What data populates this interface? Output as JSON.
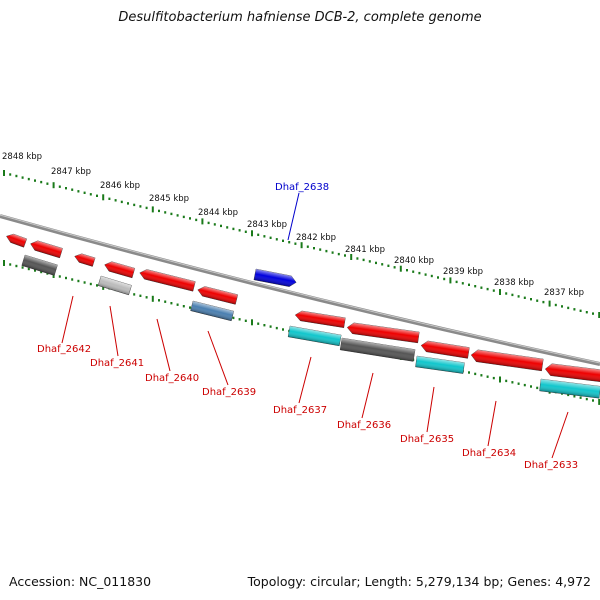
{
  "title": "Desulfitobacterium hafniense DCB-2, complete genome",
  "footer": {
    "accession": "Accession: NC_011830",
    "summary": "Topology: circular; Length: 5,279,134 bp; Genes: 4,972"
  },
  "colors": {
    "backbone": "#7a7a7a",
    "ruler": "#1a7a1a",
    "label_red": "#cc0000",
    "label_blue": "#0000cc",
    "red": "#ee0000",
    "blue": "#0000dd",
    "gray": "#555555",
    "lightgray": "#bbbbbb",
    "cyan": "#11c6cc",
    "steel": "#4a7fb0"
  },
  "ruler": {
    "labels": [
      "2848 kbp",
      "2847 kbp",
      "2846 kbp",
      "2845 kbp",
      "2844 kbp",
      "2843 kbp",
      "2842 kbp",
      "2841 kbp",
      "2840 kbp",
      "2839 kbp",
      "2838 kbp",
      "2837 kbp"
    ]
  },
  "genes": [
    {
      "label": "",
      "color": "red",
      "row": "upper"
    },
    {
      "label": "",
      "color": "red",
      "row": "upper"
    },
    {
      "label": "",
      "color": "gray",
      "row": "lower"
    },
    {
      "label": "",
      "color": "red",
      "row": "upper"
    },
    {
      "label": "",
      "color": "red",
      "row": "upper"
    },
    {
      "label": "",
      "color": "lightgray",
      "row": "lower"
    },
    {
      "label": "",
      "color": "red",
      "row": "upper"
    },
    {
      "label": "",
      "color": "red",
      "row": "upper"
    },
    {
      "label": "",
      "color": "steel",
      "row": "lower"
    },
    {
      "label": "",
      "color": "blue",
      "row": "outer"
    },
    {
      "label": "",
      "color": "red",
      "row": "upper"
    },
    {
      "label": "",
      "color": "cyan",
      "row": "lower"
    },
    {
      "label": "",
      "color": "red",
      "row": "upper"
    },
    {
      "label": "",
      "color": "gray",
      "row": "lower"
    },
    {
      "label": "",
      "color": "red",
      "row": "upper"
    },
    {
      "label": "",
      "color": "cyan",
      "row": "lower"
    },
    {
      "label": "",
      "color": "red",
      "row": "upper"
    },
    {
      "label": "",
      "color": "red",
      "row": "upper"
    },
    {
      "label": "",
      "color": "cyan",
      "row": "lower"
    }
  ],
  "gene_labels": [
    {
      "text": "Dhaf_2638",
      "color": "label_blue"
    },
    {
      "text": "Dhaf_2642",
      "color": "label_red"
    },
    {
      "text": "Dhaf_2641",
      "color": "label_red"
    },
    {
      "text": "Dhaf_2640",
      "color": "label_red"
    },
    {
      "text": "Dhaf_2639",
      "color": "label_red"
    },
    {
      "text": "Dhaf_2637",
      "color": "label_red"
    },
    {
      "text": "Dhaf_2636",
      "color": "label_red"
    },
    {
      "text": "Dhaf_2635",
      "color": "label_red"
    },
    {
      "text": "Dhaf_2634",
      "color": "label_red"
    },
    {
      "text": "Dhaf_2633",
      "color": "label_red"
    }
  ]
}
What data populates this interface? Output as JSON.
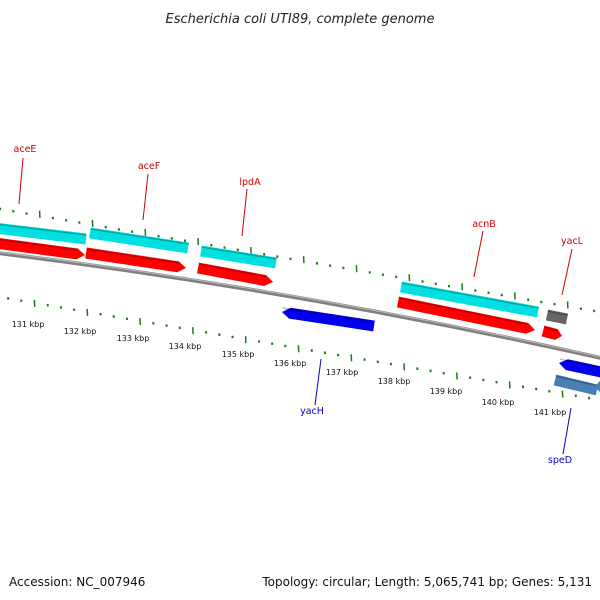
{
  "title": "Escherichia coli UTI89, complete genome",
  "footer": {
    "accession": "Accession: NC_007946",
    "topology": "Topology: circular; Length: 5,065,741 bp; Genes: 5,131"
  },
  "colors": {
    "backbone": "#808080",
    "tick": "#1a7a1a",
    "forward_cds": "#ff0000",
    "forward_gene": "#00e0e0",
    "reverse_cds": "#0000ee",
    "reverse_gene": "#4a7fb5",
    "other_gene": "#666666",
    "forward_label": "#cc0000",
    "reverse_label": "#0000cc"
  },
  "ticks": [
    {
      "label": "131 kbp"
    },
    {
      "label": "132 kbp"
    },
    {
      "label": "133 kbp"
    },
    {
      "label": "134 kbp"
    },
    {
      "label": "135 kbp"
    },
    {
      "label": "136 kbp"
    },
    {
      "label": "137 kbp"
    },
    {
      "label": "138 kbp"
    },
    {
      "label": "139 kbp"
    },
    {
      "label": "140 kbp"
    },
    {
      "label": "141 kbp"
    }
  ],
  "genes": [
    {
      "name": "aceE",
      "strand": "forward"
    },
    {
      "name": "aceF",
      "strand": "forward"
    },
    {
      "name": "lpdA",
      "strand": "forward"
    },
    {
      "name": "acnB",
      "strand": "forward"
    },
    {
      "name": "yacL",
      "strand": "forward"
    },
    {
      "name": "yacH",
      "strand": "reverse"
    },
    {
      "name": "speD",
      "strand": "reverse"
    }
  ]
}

EXERCISE DETAILS: Report each line of the data in which "Length" occurs.

RESULT OF THIS TASK:
    "summary": "Topology: circular; Length: 5,279,134 bp; Genes: 4,972"
    "topology": "Topology: circular; Length: 5,065,741 bp; Genes: 5,131"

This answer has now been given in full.